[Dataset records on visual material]

———

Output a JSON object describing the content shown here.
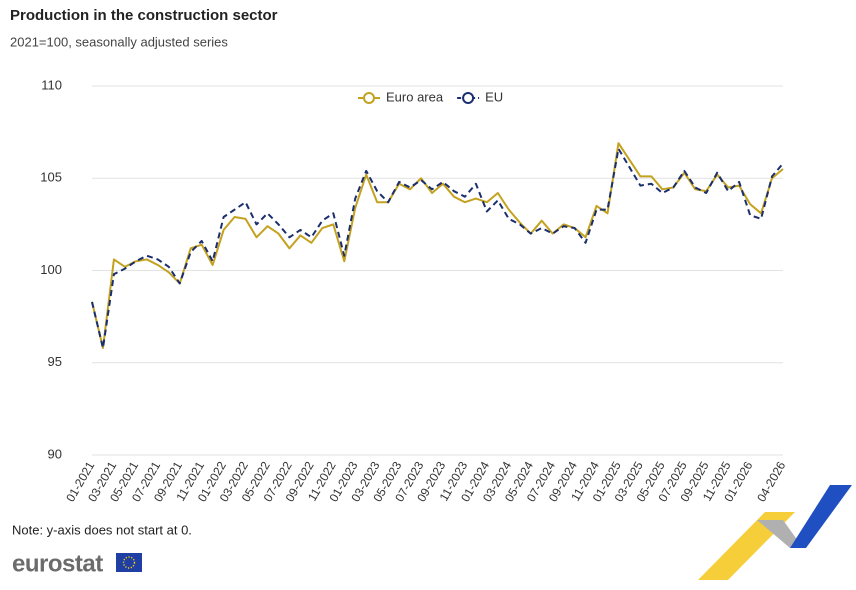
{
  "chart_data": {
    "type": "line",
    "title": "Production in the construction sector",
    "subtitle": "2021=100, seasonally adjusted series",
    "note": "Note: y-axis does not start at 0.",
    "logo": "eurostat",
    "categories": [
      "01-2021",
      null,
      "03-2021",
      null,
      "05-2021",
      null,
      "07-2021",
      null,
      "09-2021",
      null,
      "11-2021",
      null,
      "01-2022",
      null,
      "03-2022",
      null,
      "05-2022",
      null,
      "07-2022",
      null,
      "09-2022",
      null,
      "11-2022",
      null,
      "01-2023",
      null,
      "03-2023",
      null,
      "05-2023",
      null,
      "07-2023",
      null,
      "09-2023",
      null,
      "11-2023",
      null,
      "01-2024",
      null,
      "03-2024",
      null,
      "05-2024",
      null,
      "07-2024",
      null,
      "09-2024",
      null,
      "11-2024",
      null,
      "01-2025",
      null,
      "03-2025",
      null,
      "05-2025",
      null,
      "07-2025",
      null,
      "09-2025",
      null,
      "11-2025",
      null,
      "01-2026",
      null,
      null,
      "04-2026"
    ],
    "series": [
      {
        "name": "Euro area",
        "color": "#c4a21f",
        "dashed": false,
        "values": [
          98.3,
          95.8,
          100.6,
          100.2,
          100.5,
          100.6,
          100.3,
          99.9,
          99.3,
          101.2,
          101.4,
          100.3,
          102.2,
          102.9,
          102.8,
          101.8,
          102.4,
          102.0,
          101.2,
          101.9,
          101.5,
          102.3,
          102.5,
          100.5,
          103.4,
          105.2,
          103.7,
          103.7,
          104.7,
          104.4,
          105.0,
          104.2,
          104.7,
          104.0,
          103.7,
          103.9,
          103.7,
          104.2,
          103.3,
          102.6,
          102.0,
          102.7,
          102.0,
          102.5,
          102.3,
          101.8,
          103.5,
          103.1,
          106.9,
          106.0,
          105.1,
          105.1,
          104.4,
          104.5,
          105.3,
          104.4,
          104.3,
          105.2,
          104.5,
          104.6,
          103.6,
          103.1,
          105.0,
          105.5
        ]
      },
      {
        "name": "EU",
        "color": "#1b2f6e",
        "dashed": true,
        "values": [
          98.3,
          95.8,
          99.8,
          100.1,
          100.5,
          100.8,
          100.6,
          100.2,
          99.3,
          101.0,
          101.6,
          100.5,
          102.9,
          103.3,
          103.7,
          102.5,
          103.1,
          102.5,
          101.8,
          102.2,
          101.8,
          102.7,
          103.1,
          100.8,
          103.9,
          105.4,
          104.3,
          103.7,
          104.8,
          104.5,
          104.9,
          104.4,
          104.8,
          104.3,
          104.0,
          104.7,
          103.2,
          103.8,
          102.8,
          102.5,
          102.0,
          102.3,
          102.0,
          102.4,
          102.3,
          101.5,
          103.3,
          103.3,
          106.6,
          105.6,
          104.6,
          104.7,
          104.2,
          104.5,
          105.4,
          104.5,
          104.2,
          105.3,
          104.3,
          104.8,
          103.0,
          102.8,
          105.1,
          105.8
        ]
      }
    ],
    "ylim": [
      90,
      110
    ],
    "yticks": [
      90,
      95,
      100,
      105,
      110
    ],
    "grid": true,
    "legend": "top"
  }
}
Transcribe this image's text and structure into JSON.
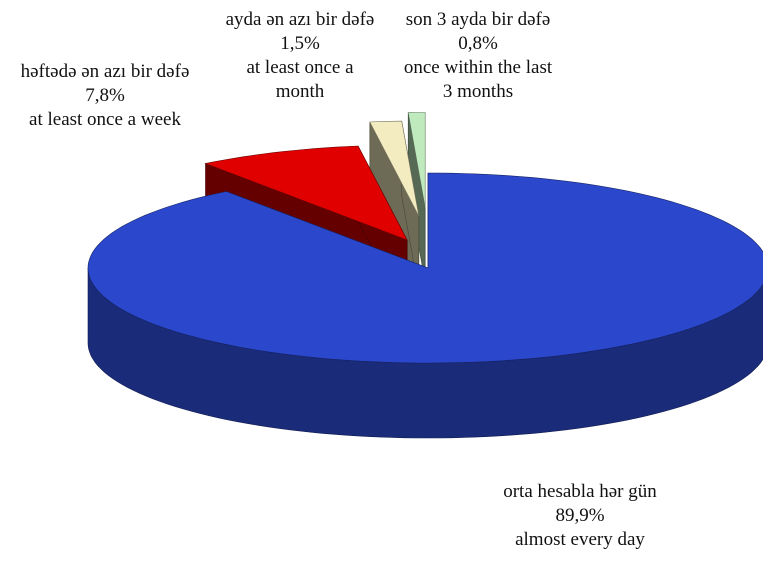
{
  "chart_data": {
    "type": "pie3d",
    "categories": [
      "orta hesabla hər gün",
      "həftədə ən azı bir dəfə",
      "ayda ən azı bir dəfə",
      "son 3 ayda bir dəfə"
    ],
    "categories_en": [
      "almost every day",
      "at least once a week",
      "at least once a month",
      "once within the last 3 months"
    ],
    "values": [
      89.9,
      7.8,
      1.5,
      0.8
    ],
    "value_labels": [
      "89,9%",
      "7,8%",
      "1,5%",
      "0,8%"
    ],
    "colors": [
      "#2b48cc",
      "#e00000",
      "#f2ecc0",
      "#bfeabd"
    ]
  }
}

———

** EXERCISE REQUIREMENTS **
Without the pictures, output the full listing exactly as it stands.

** ANSWER TO THIS EXERCISE **
Output a JSON object describing the content shown here.
{
  "chart_data": {
    "type": "line",
    "title": "Production in the construction sector",
    "subtitle": "2021=100, seasonally adjusted series",
    "note": "Note: y-axis does not start at 0.",
    "logo": "eurostat",
    "categories": [
      "01-2021",
      null,
      "03-2021",
      null,
      "05-2021",
      null,
      "07-2021",
      null,
      "09-2021",
      null,
      "11-2021",
      null,
      "01-2022",
      null,
      "03-2022",
      null,
      "05-2022",
      null,
      "07-2022",
      null,
      "09-2022",
      null,
      "11-2022",
      null,
      "01-2023",
      null,
      "03-2023",
      null,
      "05-2023",
      null,
      "07-2023",
      null,
      "09-2023",
      null,
      "11-2023",
      null,
      "01-2024",
      null,
      "03-2024",
      null,
      "05-2024",
      null,
      "07-2024",
      null,
      "09-2024",
      null,
      "11-2024",
      null,
      "01-2025",
      null,
      "03-2025",
      null,
      "05-2025",
      null,
      "07-2025",
      null,
      "09-2025",
      null,
      "11-2025",
      null,
      "01-2026",
      null,
      null,
      "04-2026"
    ],
    "series": [
      {
        "name": "Euro area",
        "color": "#c4a21f",
        "dashed": false,
        "values": [
          98.3,
          95.8,
          100.6,
          100.2,
          100.5,
          100.6,
          100.3,
          99.9,
          99.3,
          101.2,
          101.4,
          100.3,
          102.2,
          102.9,
          102.8,
          101.8,
          102.4,
          102.0,
          101.2,
          101.9,
          101.5,
          102.3,
          102.5,
          100.5,
          103.4,
          105.2,
          103.7,
          103.7,
          104.7,
          104.4,
          105.0,
          104.2,
          104.7,
          104.0,
          103.7,
          103.9,
          103.7,
          104.2,
          103.3,
          102.6,
          102.0,
          102.7,
          102.0,
          102.5,
          102.3,
          101.8,
          103.5,
          103.1,
          106.9,
          106.0,
          105.1,
          105.1,
          104.4,
          104.5,
          105.3,
          104.4,
          104.3,
          105.2,
          104.5,
          104.6,
          103.6,
          103.1,
          105.0,
          105.5
        ]
      },
      {
        "name": "EU",
        "color": "#1b2f6e",
        "dashed": true,
        "values": [
          98.3,
          95.8,
          99.8,
          100.1,
          100.5,
          100.8,
          100.6,
          100.2,
          99.3,
          101.0,
          101.6,
          100.5,
          102.9,
          103.3,
          103.7,
          102.5,
          103.1,
          102.5,
          101.8,
          102.2,
          101.8,
          102.7,
          103.1,
          100.8,
          103.9,
          105.4,
          104.3,
          103.7,
          104.8,
          104.5,
          104.9,
          104.4,
          104.8,
          104.3,
          104.0,
          104.7,
          103.2,
          103.8,
          102.8,
          102.5,
          102.0,
          102.3,
          102.0,
          102.4,
          102.3,
          101.5,
          103.3,
          103.3,
          106.6,
          105.6,
          104.6,
          104.7,
          104.2,
          104.5,
          105.4,
          104.5,
          104.2,
          105.3,
          104.3,
          104.8,
          103.0,
          102.8,
          105.1,
          105.8
        ]
      }
    ],
    "ylim": [
      90,
      110
    ],
    "yticks": [
      90,
      95,
      100,
      105,
      110
    ],
    "grid": true,
    "legend": "top"
  }
}
Transcribe this image's text and structure into JSON.
{
  "chart_data": {
    "type": "pie3d",
    "categories": [
      "orta hesabla hər gün",
      "həftədə ən azı bir dəfə",
      "ayda ən azı bir dəfə",
      "son 3 ayda bir dəfə"
    ],
    "categories_en": [
      "almost every day",
      "at least once a week",
      "at least once a month",
      "once within the last 3 months"
    ],
    "values": [
      89.9,
      7.8,
      1.5,
      0.8
    ],
    "value_labels": [
      "89,9%",
      "7,8%",
      "1,5%",
      "0,8%"
    ],
    "colors": [
      "#2b48cc",
      "#e00000",
      "#f2ecc0",
      "#bfeabd"
    ]
  }
}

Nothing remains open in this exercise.